## start Data to use

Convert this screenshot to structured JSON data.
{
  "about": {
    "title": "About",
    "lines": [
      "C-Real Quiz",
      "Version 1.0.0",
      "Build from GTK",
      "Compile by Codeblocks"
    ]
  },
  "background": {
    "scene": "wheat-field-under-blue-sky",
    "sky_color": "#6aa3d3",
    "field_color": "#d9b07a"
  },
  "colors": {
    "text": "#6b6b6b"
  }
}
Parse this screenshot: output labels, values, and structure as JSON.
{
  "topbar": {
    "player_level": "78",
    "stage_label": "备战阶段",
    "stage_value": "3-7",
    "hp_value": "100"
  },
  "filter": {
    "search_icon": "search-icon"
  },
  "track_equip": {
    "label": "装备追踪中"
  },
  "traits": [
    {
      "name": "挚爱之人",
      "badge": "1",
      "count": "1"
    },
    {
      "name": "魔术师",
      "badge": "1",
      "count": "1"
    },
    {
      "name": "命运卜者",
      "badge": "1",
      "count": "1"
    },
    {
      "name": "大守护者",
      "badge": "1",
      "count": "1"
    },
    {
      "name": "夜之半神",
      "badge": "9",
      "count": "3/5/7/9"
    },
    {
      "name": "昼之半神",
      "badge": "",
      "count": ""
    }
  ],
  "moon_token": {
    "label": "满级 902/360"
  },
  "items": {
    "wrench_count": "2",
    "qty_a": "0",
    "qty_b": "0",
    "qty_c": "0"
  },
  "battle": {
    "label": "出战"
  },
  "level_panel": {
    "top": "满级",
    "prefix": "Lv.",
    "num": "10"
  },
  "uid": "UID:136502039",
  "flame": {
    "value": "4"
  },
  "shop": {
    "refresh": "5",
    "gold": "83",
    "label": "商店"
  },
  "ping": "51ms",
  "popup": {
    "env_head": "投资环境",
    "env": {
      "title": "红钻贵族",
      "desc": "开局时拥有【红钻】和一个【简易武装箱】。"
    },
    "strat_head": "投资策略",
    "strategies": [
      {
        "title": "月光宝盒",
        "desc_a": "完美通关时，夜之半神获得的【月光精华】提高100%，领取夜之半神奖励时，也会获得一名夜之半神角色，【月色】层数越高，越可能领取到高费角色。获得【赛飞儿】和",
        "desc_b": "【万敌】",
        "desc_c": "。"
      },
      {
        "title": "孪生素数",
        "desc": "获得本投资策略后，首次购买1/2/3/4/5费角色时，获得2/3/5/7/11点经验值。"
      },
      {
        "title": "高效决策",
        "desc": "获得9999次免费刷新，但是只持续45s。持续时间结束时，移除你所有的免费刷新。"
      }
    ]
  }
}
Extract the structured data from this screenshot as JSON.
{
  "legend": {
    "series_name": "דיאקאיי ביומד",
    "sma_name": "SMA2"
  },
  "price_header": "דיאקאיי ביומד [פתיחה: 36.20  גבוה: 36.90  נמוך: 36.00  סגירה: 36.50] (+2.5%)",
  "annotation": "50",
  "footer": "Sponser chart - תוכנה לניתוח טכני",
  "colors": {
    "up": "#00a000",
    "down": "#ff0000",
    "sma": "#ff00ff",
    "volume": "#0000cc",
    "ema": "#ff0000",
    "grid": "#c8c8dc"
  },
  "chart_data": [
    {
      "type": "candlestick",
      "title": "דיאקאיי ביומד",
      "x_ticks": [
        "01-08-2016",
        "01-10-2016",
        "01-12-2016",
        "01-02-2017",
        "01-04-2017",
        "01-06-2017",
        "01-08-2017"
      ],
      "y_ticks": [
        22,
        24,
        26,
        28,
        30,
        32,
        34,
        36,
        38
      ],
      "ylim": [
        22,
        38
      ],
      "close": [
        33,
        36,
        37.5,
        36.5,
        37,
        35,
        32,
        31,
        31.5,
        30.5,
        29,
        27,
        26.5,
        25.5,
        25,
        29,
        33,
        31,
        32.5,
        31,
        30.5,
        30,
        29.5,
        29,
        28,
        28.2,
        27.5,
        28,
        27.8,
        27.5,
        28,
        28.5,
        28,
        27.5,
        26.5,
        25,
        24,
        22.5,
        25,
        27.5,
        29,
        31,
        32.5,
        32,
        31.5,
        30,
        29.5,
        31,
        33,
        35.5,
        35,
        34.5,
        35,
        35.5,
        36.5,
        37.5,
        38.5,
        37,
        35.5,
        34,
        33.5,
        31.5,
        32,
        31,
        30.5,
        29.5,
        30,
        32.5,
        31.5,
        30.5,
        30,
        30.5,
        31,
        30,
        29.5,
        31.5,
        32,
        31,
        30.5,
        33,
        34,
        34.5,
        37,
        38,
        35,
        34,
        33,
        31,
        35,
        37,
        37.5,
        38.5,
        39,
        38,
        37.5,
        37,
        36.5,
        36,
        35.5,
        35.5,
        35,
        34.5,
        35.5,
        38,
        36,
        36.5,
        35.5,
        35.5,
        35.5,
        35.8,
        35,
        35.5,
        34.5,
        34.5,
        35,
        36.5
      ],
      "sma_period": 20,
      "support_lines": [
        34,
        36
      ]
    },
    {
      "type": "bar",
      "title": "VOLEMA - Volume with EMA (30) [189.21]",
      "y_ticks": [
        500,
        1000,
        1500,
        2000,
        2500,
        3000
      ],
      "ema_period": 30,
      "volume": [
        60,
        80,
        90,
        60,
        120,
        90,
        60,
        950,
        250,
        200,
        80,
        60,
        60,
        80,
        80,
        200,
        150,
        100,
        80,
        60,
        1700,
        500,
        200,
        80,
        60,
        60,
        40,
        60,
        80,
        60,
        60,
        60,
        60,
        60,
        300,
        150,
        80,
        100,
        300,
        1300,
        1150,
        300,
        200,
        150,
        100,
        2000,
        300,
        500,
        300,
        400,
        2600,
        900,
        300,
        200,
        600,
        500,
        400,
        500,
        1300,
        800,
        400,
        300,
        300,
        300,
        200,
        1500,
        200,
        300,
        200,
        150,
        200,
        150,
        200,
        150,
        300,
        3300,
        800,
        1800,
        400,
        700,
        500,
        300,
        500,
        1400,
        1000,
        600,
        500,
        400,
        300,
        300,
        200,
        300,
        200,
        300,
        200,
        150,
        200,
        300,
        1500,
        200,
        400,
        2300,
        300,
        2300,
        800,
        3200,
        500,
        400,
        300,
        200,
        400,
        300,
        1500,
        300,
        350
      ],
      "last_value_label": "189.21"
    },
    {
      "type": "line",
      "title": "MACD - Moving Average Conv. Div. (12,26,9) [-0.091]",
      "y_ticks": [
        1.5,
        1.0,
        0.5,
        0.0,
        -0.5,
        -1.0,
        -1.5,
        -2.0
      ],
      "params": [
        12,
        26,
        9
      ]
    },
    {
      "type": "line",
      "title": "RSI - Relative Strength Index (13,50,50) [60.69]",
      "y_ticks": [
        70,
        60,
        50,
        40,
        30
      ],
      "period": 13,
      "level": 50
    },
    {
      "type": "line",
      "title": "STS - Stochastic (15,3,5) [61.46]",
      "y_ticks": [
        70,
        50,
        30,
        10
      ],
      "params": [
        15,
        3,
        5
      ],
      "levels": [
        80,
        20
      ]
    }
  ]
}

## end Data to use

What is needed: Scan the material above. Extract every line in which the word "screenshot" occurs.

Output:
Convert this screenshot to structured JSON data.
Parse this screenshot: output labels, values, and structure as JSON.
Extract the structured data from this screenshot as JSON.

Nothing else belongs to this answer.